* START Supplied records *

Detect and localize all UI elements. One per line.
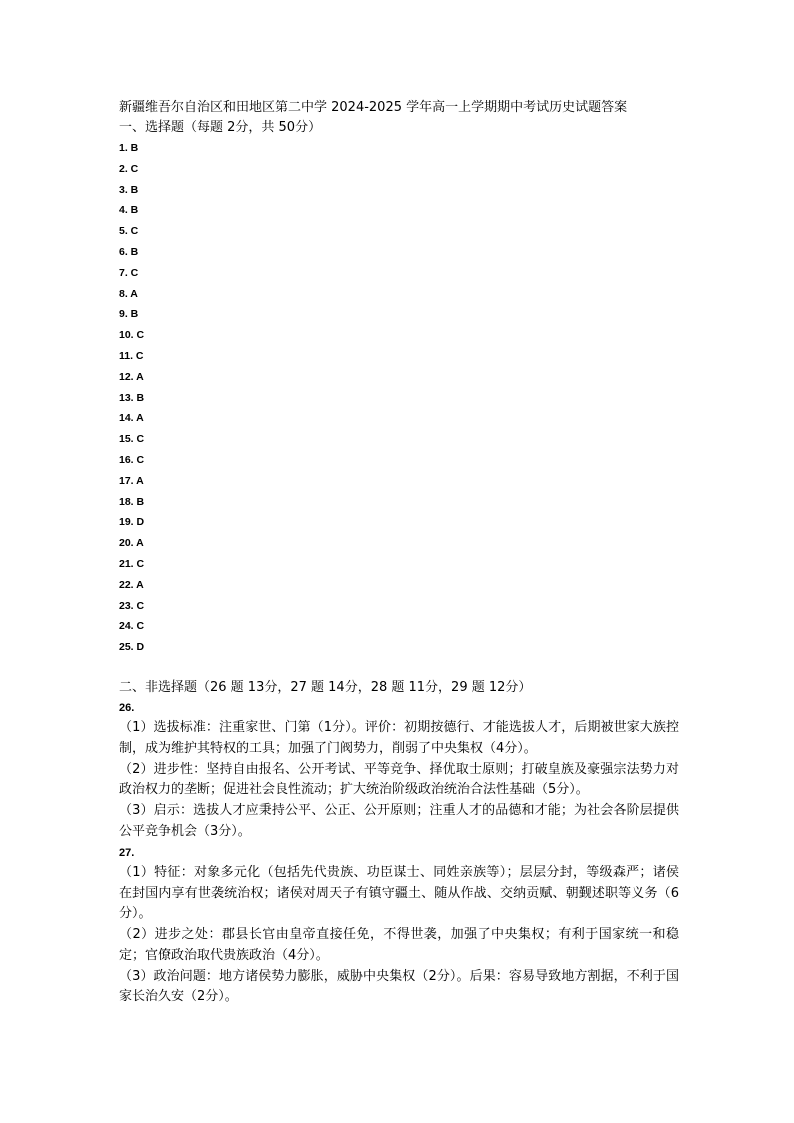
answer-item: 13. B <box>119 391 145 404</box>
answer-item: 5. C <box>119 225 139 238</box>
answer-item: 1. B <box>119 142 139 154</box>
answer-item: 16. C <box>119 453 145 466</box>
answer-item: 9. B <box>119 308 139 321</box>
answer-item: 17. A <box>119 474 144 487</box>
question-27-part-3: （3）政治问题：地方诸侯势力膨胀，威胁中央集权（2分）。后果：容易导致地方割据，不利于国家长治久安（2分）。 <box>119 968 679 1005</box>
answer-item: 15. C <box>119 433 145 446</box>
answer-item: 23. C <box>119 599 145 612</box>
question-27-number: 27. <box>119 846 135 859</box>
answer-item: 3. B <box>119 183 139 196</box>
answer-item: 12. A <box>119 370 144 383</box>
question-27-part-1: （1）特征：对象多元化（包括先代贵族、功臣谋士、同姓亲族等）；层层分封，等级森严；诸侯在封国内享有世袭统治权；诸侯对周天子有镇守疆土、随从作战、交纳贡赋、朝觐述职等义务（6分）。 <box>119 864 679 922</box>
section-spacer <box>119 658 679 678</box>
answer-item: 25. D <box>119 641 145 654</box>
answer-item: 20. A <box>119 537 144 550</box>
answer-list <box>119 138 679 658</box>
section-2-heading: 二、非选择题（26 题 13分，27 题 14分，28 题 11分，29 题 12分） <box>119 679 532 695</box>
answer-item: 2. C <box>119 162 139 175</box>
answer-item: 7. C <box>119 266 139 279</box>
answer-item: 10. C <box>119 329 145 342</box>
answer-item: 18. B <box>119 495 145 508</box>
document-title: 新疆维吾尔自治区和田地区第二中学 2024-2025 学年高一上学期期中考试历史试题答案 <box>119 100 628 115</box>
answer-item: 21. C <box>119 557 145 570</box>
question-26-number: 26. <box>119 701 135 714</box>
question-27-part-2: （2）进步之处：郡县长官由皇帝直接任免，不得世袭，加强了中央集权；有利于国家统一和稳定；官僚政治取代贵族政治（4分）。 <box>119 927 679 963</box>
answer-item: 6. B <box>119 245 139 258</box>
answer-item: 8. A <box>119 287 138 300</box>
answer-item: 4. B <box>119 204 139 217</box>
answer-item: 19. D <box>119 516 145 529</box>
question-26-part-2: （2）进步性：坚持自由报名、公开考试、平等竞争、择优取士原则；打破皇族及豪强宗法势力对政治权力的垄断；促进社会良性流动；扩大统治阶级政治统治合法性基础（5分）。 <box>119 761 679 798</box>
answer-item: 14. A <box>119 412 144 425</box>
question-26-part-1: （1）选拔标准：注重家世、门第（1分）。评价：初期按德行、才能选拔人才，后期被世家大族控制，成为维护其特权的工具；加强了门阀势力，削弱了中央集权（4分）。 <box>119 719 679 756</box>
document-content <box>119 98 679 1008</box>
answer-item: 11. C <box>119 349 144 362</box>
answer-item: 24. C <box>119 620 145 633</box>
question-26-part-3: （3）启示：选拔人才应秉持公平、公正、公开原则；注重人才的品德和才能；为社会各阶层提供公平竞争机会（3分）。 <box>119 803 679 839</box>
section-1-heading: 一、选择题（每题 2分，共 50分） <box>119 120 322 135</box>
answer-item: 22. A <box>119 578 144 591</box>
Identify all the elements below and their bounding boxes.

* END Supplied records *

## Exercise
Switch every "answer-item" to "choice-item" and write out all the entries above again, with everything else unchanged. Leave the pictures out.

## Answer to this problem
Detect and localize all UI elements. One per line.
choice-item: 13. B <box>119 391 145 404</box>
choice-item: 5. C <box>119 225 139 238</box>
choice-item: 1. B <box>119 142 139 154</box>
choice-item: 16. C <box>119 453 145 466</box>
choice-item: 9. B <box>119 308 139 321</box>
choice-item: 17. A <box>119 474 144 487</box>
question-27-part-3: （3）政治问题：地方诸侯势力膨胀，威胁中央集权（2分）。后果：容易导致地方割据，不利于国家长治久安（2分）。 <box>119 968 679 1005</box>
choice-item: 15. C <box>119 433 145 446</box>
choice-item: 23. C <box>119 599 145 612</box>
question-27-number: 27. <box>119 846 135 859</box>
choice-item: 3. B <box>119 183 139 196</box>
choice-item: 12. A <box>119 370 144 383</box>
question-27-part-1: （1）特征：对象多元化（包括先代贵族、功臣谋士、同姓亲族等）；层层分封，等级森严；诸侯在封国内享有世袭统治权；诸侯对周天子有镇守疆土、随从作战、交纳贡赋、朝觐述职等义务（6分）。 <box>119 864 679 922</box>
section-spacer <box>119 658 679 678</box>
choice-item: 25. D <box>119 641 145 654</box>
choice-item: 20. A <box>119 537 144 550</box>
answer-list <box>119 138 679 658</box>
section-2-heading: 二、非选择题（26 题 13分，27 题 14分，28 题 11分，29 题 12分） <box>119 679 532 695</box>
choice-item: 2. C <box>119 162 139 175</box>
choice-item: 7. C <box>119 266 139 279</box>
choice-item: 10. C <box>119 329 145 342</box>
choice-item: 18. B <box>119 495 145 508</box>
document-title: 新疆维吾尔自治区和田地区第二中学 2024-2025 学年高一上学期期中考试历史试题答案 <box>119 100 628 115</box>
choice-item: 21. C <box>119 557 145 570</box>
question-26-number: 26. <box>119 701 135 714</box>
question-27-part-2: （2）进步之处：郡县长官由皇帝直接任免，不得世袭，加强了中央集权；有利于国家统一和稳定；官僚政治取代贵族政治（4分）。 <box>119 927 679 963</box>
choice-item: 6. B <box>119 245 139 258</box>
choice-item: 8. A <box>119 287 138 300</box>
choice-item: 4. B <box>119 204 139 217</box>
choice-item: 19. D <box>119 516 145 529</box>
question-26-part-2: （2）进步性：坚持自由报名、公开考试、平等竞争、择优取士原则；打破皇族及豪强宗法势力对政治权力的垄断；促进社会良性流动；扩大统治阶级政治统治合法性基础（5分）。 <box>119 761 679 798</box>
choice-item: 14. A <box>119 412 144 425</box>
question-26-part-1: （1）选拔标准：注重家世、门第（1分）。评价：初期按德行、才能选拔人才，后期被世家大族控制，成为维护其特权的工具；加强了门阀势力，削弱了中央集权（4分）。 <box>119 719 679 756</box>
document-content <box>119 98 679 1008</box>
choice-item: 11. C <box>119 349 144 362</box>
choice-item: 24. C <box>119 620 145 633</box>
question-26-part-3: （3）启示：选拔人才应秉持公平、公正、公开原则；注重人才的品德和才能；为社会各阶层提供公平竞争机会（3分）。 <box>119 803 679 839</box>
section-1-heading: 一、选择题（每题 2分，共 50分） <box>119 120 322 135</box>
choice-item: 22. A <box>119 578 144 591</box>
Identify all the elements below and their bounding boxes.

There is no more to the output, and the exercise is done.